[SUPPLIED MATERIAL]:
* * * * *

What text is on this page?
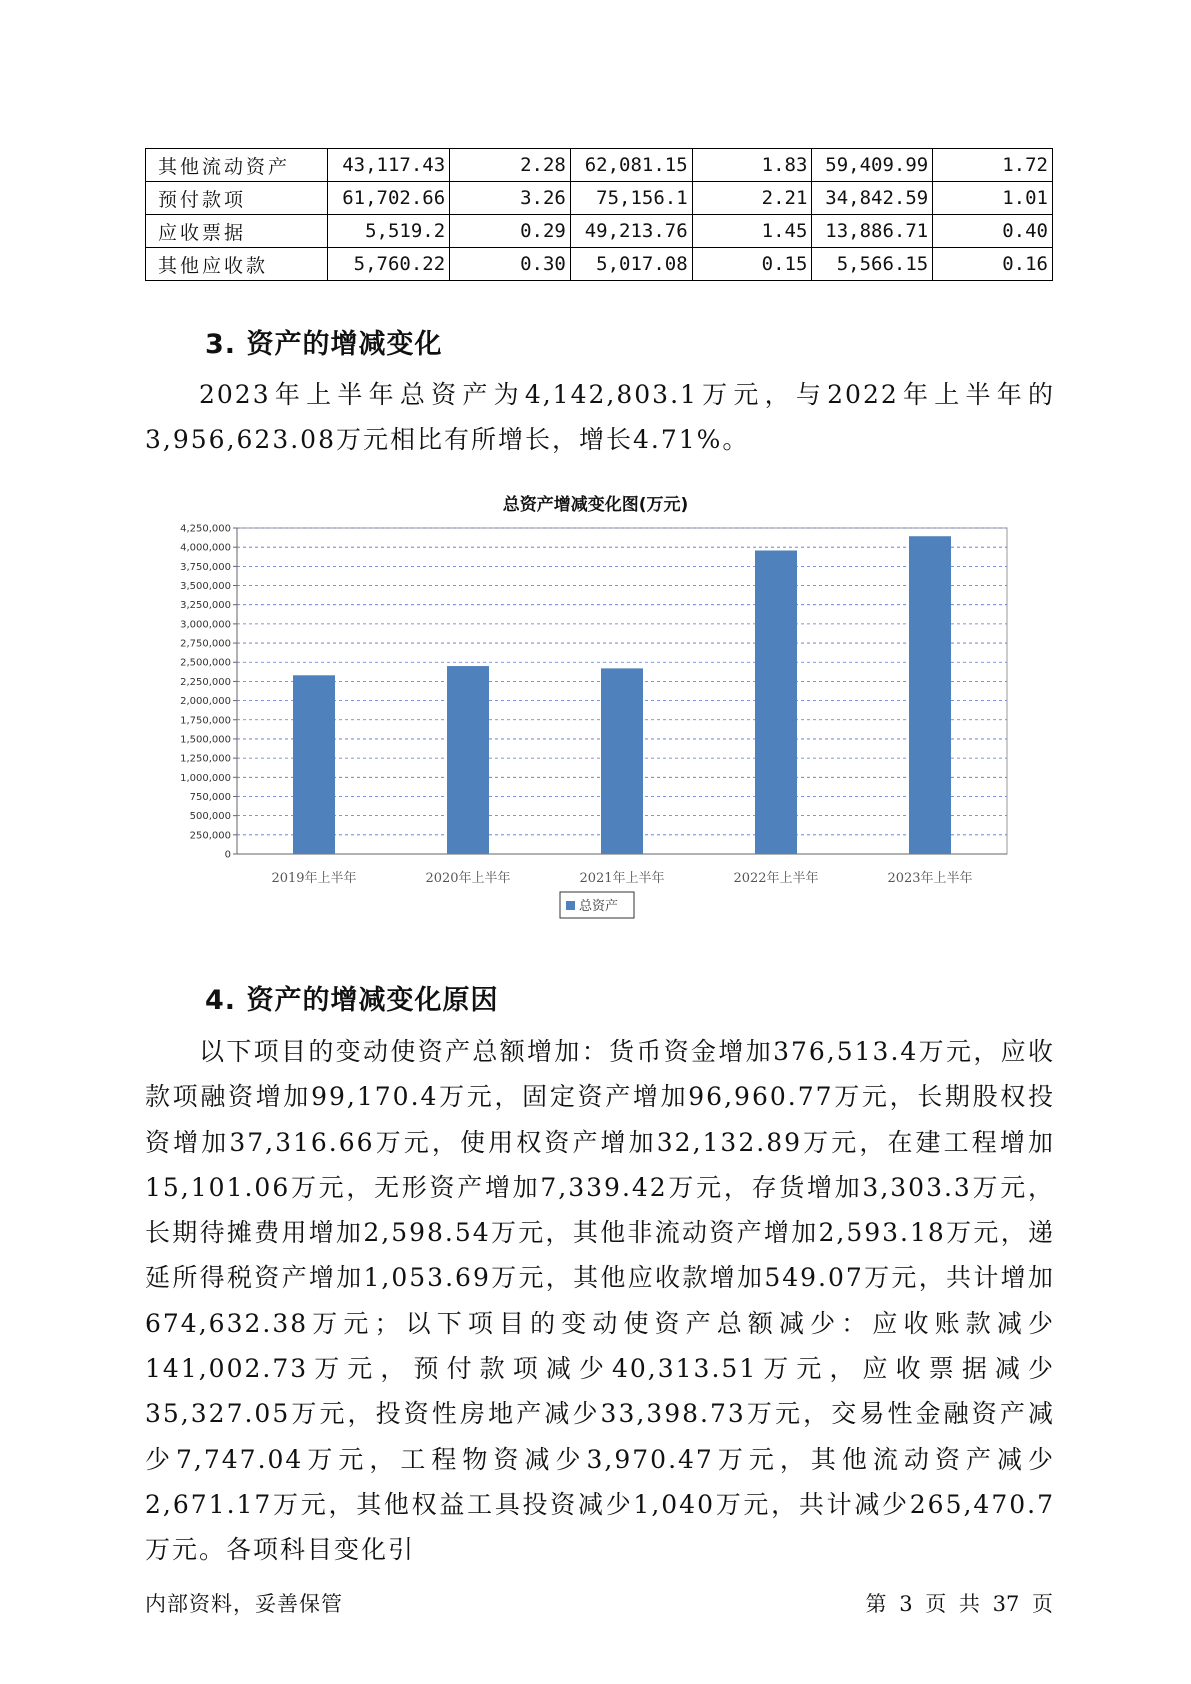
其他流动资产	43,117.43	2.28	62,081.15	1.83	59,409.99	1.72
预付款项	61,702.66	3.26	75,156.1	2.21	34,842.59	1.01
应收票据	5,519.2	0.29	49,213.76	1.45	13,886.71	0.40
其他应收款	5,760.22	0.30	5,017.08	0.15	5,566.15	0.16
3. 资产的增减变化

2023年上半年总资产为4,142,803.1万元，与2022年上半年的3,956,623.08万元相比有所增长，增长4.71%。

总资产增减变化图(万元)
0
250,000
500,000
750,000
1,000,000
1,250,000
1,500,000
1,750,000
2,000,000
2,250,000
2,500,000
2,750,000
3,000,000
3,250,000
3,500,000
3,750,000
4,000,000
4,250,000
2019年上半年	2020年上半年	2021年上半年	2022年上半年	2023年上半年
总资产
4. 资产的增减变化原因

以下项目的变动使资产总额增加：货币资金增加376,513.4万元，应收款项融资增加99,170.4万元，固定资产增加96,960.77万元，长期股权投资增加37,316.66万元，使用权资产增加32,132.89万元，在建工程增加15,101.06万元，无形资产增加7,339.42万元，存货增加3,303.3万元，长期待摊费用增加2,598.54万元，其他非流动资产增加2,593.18万元，递延所得税资产增加1,053.69万元，其他应收款增加549.07万元，共计增加674,632.38万元；以下项目的变动使资产总额减少：应收账款减少141,002.73万元，预付款项减少40,313.51万元，应收票据减少35,327.05万元，投资性房地产减少33,398.73万元，交易性金融资产减少7,747.04万元，工程物资减少3,970.47万元，其他流动资产减少2,671.17万元，其他权益工具投资减少1,040万元，共计减少265,470.7万元。各项科目变化引

内部资料，妥善保管	第 3 页 共 37 页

* * * * *

[WHAT THE TASK ASKS]: Every line is to be duplicated exactly, though pictures stay out.

[ANSWER BELOW]:
What text is on this page?
其他流动资产	43,117.43	2.28	62,081.15	1.83	59,409.99	1.72
预付款项	61,702.66	3.26	75,156.1	2.21	34,842.59	1.01
应收票据	5,519.2	0.29	49,213.76	1.45	13,886.71	0.40
其他应收款	5,760.22	0.30	5,017.08	0.15	5,566.15	0.16
3. 资产的增减变化

2023年上半年总资产为4,142,803.1万元，与2022年上半年的3,956,623.08万元相比有所增长，增长4.71%。

总资产增减变化图(万元)
0
250,000
500,000
750,000
1,000,000
1,250,000
1,500,000
1,750,000
2,000,000
2,250,000
2,500,000
2,750,000
3,000,000
3,250,000
3,500,000
3,750,000
4,000,000
4,250,000
2019年上半年	2020年上半年	2021年上半年	2022年上半年	2023年上半年
总资产
4. 资产的增减变化原因

以下项目的变动使资产总额增加：货币资金增加376,513.4万元，应收款项融资增加99,170.4万元，固定资产增加96,960.77万元，长期股权投资增加37,316.66万元，使用权资产增加32,132.89万元，在建工程增加15,101.06万元，无形资产增加7,339.42万元，存货增加3,303.3万元，长期待摊费用增加2,598.54万元，其他非流动资产增加2,593.18万元，递延所得税资产增加1,053.69万元，其他应收款增加549.07万元，共计增加674,632.38万元；以下项目的变动使资产总额减少：应收账款减少141,002.73万元，预付款项减少40,313.51万元，应收票据减少35,327.05万元，投资性房地产减少33,398.73万元，交易性金融资产减少7,747.04万元，工程物资减少3,970.47万元，其他流动资产减少2,671.17万元，其他权益工具投资减少1,040万元，共计减少265,470.7万元。各项科目变化引

内部资料，妥善保管	第 3 页 共 37 页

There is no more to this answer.